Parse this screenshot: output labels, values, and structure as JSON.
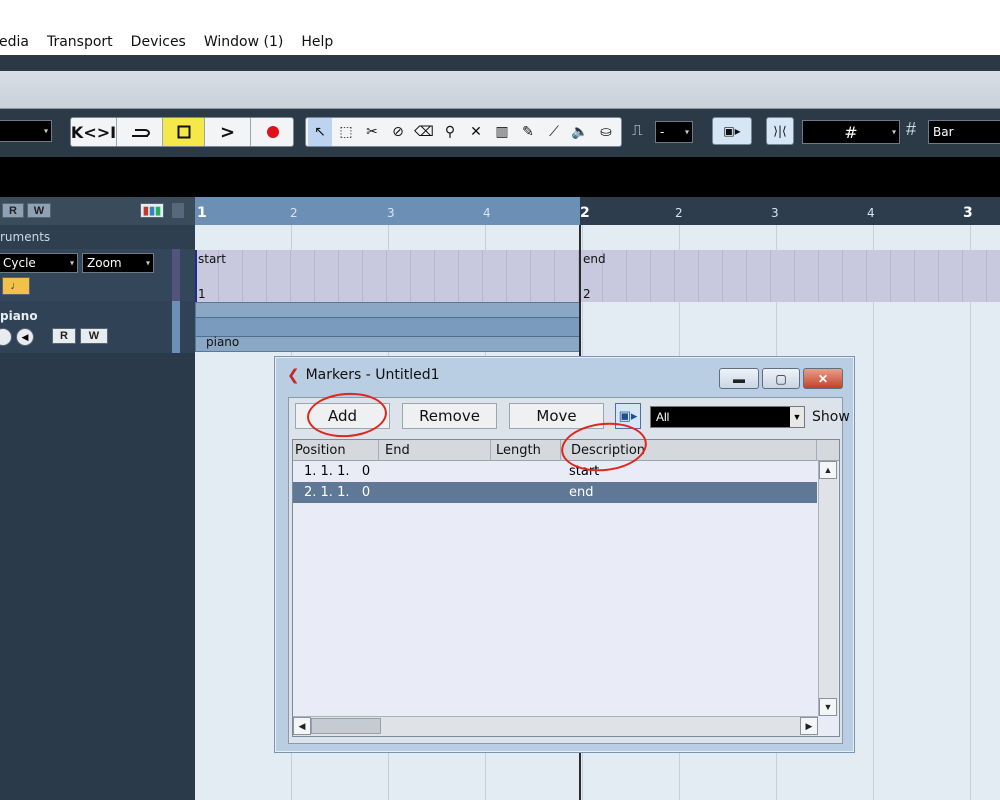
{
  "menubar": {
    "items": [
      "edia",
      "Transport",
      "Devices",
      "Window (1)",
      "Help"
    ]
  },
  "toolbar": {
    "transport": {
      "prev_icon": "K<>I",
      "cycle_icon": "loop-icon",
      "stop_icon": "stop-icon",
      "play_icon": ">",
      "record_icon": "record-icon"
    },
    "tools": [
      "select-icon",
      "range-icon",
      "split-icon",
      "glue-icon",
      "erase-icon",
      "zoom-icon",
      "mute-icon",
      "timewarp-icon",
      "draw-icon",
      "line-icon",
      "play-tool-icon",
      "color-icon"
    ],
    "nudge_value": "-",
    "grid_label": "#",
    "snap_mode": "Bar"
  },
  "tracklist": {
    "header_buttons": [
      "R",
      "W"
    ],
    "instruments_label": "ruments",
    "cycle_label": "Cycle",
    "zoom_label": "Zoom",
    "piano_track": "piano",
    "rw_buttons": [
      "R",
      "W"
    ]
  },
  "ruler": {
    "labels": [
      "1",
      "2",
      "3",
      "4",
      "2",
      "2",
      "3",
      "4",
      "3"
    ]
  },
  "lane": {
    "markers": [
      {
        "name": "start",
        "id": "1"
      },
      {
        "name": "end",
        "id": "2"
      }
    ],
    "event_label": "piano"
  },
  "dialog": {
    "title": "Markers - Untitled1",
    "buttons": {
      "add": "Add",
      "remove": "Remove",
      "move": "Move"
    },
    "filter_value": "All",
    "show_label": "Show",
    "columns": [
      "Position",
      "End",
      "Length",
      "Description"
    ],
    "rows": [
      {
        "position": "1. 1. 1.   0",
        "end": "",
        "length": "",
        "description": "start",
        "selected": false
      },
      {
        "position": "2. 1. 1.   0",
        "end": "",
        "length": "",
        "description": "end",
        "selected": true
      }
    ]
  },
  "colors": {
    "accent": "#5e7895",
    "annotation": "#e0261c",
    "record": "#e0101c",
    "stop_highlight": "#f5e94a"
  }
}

+ + + + +

- **OBJECTIVE**:
Without including any pictures, reproduce the listing exactly.

- **SOLUTION TO THIS PROBLEM**:
Parse this screenshot: output labels, values, and structure as JSON.
{
  "menubar": {
    "items": [
      "edia",
      "Transport",
      "Devices",
      "Window (1)",
      "Help"
    ]
  },
  "toolbar": {
    "transport": {
      "prev_icon": "K<>I",
      "cycle_icon": "loop-icon",
      "stop_icon": "stop-icon",
      "play_icon": ">",
      "record_icon": "record-icon"
    },
    "tools": [
      "select-icon",
      "range-icon",
      "split-icon",
      "glue-icon",
      "erase-icon",
      "zoom-icon",
      "mute-icon",
      "timewarp-icon",
      "draw-icon",
      "line-icon",
      "play-tool-icon",
      "color-icon"
    ],
    "nudge_value": "-",
    "grid_label": "#",
    "snap_mode": "Bar"
  },
  "tracklist": {
    "header_buttons": [
      "R",
      "W"
    ],
    "instruments_label": "ruments",
    "cycle_label": "Cycle",
    "zoom_label": "Zoom",
    "piano_track": "piano",
    "rw_buttons": [
      "R",
      "W"
    ]
  },
  "ruler": {
    "labels": [
      "1",
      "2",
      "3",
      "4",
      "2",
      "2",
      "3",
      "4",
      "3"
    ]
  },
  "lane": {
    "markers": [
      {
        "name": "start",
        "id": "1"
      },
      {
        "name": "end",
        "id": "2"
      }
    ],
    "event_label": "piano"
  },
  "dialog": {
    "title": "Markers - Untitled1",
    "buttons": {
      "add": "Add",
      "remove": "Remove",
      "move": "Move"
    },
    "filter_value": "All",
    "show_label": "Show",
    "columns": [
      "Position",
      "End",
      "Length",
      "Description"
    ],
    "rows": [
      {
        "position": "1. 1. 1.   0",
        "end": "",
        "length": "",
        "description": "start",
        "selected": false
      },
      {
        "position": "2. 1. 1.   0",
        "end": "",
        "length": "",
        "description": "end",
        "selected": true
      }
    ]
  },
  "colors": {
    "accent": "#5e7895",
    "annotation": "#e0261c",
    "record": "#e0101c",
    "stop_highlight": "#f5e94a"
  }
}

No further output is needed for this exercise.